[Excerpts from a figure dataset]

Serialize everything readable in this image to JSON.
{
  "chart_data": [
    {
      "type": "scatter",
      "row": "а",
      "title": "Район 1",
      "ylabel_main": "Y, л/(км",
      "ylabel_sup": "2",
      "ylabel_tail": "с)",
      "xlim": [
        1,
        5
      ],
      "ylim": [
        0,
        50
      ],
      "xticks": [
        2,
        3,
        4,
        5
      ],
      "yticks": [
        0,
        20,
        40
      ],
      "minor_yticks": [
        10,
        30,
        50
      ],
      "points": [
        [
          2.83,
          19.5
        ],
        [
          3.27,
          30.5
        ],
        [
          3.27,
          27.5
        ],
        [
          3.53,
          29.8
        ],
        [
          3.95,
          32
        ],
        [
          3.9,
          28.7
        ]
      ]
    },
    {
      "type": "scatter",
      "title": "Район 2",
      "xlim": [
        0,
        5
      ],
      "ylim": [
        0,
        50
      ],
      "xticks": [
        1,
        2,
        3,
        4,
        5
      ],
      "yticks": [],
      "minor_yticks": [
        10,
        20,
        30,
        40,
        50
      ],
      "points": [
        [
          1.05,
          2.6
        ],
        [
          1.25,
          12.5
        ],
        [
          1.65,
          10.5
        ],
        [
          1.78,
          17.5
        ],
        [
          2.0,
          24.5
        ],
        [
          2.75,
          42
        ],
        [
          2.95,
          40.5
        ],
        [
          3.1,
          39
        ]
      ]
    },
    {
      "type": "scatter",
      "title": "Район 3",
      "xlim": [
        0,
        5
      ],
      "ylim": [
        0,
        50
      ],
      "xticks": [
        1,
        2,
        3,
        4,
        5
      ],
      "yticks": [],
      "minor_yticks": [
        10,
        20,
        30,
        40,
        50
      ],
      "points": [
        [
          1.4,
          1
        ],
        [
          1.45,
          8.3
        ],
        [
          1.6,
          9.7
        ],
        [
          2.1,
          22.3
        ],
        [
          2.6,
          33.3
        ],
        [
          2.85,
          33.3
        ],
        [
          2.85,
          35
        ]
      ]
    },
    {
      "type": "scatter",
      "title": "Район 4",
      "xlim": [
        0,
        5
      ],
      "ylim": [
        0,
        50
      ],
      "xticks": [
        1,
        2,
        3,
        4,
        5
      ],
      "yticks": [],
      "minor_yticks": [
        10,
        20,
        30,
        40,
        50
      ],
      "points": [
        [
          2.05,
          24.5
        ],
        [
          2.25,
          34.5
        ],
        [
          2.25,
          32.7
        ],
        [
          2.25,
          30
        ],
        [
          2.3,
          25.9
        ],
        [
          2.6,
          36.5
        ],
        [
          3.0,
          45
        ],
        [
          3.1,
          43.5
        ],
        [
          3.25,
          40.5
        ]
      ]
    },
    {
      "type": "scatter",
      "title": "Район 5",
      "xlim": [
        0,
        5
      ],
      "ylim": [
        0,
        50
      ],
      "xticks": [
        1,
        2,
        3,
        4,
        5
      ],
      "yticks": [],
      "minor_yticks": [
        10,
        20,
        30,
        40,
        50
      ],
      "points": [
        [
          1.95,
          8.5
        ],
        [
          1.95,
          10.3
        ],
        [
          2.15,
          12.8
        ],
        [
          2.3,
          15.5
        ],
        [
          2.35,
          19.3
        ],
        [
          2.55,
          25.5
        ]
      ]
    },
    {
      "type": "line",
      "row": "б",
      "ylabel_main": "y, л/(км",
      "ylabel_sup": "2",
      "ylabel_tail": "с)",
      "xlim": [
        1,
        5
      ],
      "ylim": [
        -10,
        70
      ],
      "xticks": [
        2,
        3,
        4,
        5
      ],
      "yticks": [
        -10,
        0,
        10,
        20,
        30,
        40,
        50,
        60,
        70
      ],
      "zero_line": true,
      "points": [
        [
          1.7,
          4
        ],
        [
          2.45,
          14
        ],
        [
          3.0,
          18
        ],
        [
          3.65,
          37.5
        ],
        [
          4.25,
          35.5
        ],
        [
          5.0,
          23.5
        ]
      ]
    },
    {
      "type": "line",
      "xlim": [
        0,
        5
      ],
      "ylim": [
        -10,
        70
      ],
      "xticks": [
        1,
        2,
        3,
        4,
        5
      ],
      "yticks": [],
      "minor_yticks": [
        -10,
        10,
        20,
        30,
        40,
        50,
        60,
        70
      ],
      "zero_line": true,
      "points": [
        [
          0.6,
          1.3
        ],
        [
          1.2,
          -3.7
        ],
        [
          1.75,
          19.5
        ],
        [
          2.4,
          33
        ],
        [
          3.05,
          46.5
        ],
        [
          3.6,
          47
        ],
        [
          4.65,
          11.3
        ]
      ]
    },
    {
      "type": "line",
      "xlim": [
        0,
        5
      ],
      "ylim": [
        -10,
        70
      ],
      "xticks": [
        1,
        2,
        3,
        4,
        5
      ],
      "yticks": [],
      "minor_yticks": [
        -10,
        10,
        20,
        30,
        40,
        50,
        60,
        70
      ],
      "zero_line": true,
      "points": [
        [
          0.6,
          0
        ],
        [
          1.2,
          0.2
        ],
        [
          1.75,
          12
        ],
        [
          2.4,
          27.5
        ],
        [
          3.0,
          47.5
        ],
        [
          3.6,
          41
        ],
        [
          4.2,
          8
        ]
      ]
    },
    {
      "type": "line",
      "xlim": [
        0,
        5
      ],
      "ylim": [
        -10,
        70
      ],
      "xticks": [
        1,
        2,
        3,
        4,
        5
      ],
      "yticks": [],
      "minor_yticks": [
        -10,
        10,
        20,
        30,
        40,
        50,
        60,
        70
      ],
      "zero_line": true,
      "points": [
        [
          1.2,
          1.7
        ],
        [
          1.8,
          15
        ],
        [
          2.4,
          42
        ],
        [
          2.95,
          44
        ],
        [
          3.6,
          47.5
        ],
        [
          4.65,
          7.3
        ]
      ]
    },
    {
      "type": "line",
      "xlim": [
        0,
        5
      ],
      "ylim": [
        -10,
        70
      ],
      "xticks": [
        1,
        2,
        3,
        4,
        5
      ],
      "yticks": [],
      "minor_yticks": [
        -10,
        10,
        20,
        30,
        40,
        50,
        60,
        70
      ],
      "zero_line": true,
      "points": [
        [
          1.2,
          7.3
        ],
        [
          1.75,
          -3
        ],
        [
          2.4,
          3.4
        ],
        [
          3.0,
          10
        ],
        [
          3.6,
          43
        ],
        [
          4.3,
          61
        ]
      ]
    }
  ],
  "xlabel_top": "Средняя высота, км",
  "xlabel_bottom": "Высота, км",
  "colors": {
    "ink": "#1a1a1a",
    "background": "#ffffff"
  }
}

→ **INSTRUCTIONS FOR THE TASK**
Each line above must be printed exactly as it appears.

→ **CORRECT RESPONSE**
Serialize everything readable in this image to JSON.
{
  "chart_data": [
    {
      "type": "scatter",
      "row": "а",
      "title": "Район 1",
      "ylabel_main": "Y, л/(км",
      "ylabel_sup": "2",
      "ylabel_tail": "с)",
      "xlim": [
        1,
        5
      ],
      "ylim": [
        0,
        50
      ],
      "xticks": [
        2,
        3,
        4,
        5
      ],
      "yticks": [
        0,
        20,
        40
      ],
      "minor_yticks": [
        10,
        30,
        50
      ],
      "points": [
        [
          2.83,
          19.5
        ],
        [
          3.27,
          30.5
        ],
        [
          3.27,
          27.5
        ],
        [
          3.53,
          29.8
        ],
        [
          3.95,
          32
        ],
        [
          3.9,
          28.7
        ]
      ]
    },
    {
      "type": "scatter",
      "title": "Район 2",
      "xlim": [
        0,
        5
      ],
      "ylim": [
        0,
        50
      ],
      "xticks": [
        1,
        2,
        3,
        4,
        5
      ],
      "yticks": [],
      "minor_yticks": [
        10,
        20,
        30,
        40,
        50
      ],
      "points": [
        [
          1.05,
          2.6
        ],
        [
          1.25,
          12.5
        ],
        [
          1.65,
          10.5
        ],
        [
          1.78,
          17.5
        ],
        [
          2.0,
          24.5
        ],
        [
          2.75,
          42
        ],
        [
          2.95,
          40.5
        ],
        [
          3.1,
          39
        ]
      ]
    },
    {
      "type": "scatter",
      "title": "Район 3",
      "xlim": [
        0,
        5
      ],
      "ylim": [
        0,
        50
      ],
      "xticks": [
        1,
        2,
        3,
        4,
        5
      ],
      "yticks": [],
      "minor_yticks": [
        10,
        20,
        30,
        40,
        50
      ],
      "points": [
        [
          1.4,
          1
        ],
        [
          1.45,
          8.3
        ],
        [
          1.6,
          9.7
        ],
        [
          2.1,
          22.3
        ],
        [
          2.6,
          33.3
        ],
        [
          2.85,
          33.3
        ],
        [
          2.85,
          35
        ]
      ]
    },
    {
      "type": "scatter",
      "title": "Район 4",
      "xlim": [
        0,
        5
      ],
      "ylim": [
        0,
        50
      ],
      "xticks": [
        1,
        2,
        3,
        4,
        5
      ],
      "yticks": [],
      "minor_yticks": [
        10,
        20,
        30,
        40,
        50
      ],
      "points": [
        [
          2.05,
          24.5
        ],
        [
          2.25,
          34.5
        ],
        [
          2.25,
          32.7
        ],
        [
          2.25,
          30
        ],
        [
          2.3,
          25.9
        ],
        [
          2.6,
          36.5
        ],
        [
          3.0,
          45
        ],
        [
          3.1,
          43.5
        ],
        [
          3.25,
          40.5
        ]
      ]
    },
    {
      "type": "scatter",
      "title": "Район 5",
      "xlim": [
        0,
        5
      ],
      "ylim": [
        0,
        50
      ],
      "xticks": [
        1,
        2,
        3,
        4,
        5
      ],
      "yticks": [],
      "minor_yticks": [
        10,
        20,
        30,
        40,
        50
      ],
      "points": [
        [
          1.95,
          8.5
        ],
        [
          1.95,
          10.3
        ],
        [
          2.15,
          12.8
        ],
        [
          2.3,
          15.5
        ],
        [
          2.35,
          19.3
        ],
        [
          2.55,
          25.5
        ]
      ]
    },
    {
      "type": "line",
      "row": "б",
      "ylabel_main": "y, л/(км",
      "ylabel_sup": "2",
      "ylabel_tail": "с)",
      "xlim": [
        1,
        5
      ],
      "ylim": [
        -10,
        70
      ],
      "xticks": [
        2,
        3,
        4,
        5
      ],
      "yticks": [
        -10,
        0,
        10,
        20,
        30,
        40,
        50,
        60,
        70
      ],
      "zero_line": true,
      "points": [
        [
          1.7,
          4
        ],
        [
          2.45,
          14
        ],
        [
          3.0,
          18
        ],
        [
          3.65,
          37.5
        ],
        [
          4.25,
          35.5
        ],
        [
          5.0,
          23.5
        ]
      ]
    },
    {
      "type": "line",
      "xlim": [
        0,
        5
      ],
      "ylim": [
        -10,
        70
      ],
      "xticks": [
        1,
        2,
        3,
        4,
        5
      ],
      "yticks": [],
      "minor_yticks": [
        -10,
        10,
        20,
        30,
        40,
        50,
        60,
        70
      ],
      "zero_line": true,
      "points": [
        [
          0.6,
          1.3
        ],
        [
          1.2,
          -3.7
        ],
        [
          1.75,
          19.5
        ],
        [
          2.4,
          33
        ],
        [
          3.05,
          46.5
        ],
        [
          3.6,
          47
        ],
        [
          4.65,
          11.3
        ]
      ]
    },
    {
      "type": "line",
      "xlim": [
        0,
        5
      ],
      "ylim": [
        -10,
        70
      ],
      "xticks": [
        1,
        2,
        3,
        4,
        5
      ],
      "yticks": [],
      "minor_yticks": [
        -10,
        10,
        20,
        30,
        40,
        50,
        60,
        70
      ],
      "zero_line": true,
      "points": [
        [
          0.6,
          0
        ],
        [
          1.2,
          0.2
        ],
        [
          1.75,
          12
        ],
        [
          2.4,
          27.5
        ],
        [
          3.0,
          47.5
        ],
        [
          3.6,
          41
        ],
        [
          4.2,
          8
        ]
      ]
    },
    {
      "type": "line",
      "xlim": [
        0,
        5
      ],
      "ylim": [
        -10,
        70
      ],
      "xticks": [
        1,
        2,
        3,
        4,
        5
      ],
      "yticks": [],
      "minor_yticks": [
        -10,
        10,
        20,
        30,
        40,
        50,
        60,
        70
      ],
      "zero_line": true,
      "points": [
        [
          1.2,
          1.7
        ],
        [
          1.8,
          15
        ],
        [
          2.4,
          42
        ],
        [
          2.95,
          44
        ],
        [
          3.6,
          47.5
        ],
        [
          4.65,
          7.3
        ]
      ]
    },
    {
      "type": "line",
      "xlim": [
        0,
        5
      ],
      "ylim": [
        -10,
        70
      ],
      "xticks": [
        1,
        2,
        3,
        4,
        5
      ],
      "yticks": [],
      "minor_yticks": [
        -10,
        10,
        20,
        30,
        40,
        50,
        60,
        70
      ],
      "zero_line": true,
      "points": [
        [
          1.2,
          7.3
        ],
        [
          1.75,
          -3
        ],
        [
          2.4,
          3.4
        ],
        [
          3.0,
          10
        ],
        [
          3.6,
          43
        ],
        [
          4.3,
          61
        ]
      ]
    }
  ],
  "xlabel_top": "Средняя высота, км",
  "xlabel_bottom": "Высота, км",
  "colors": {
    "ink": "#1a1a1a",
    "background": "#ffffff"
  }
}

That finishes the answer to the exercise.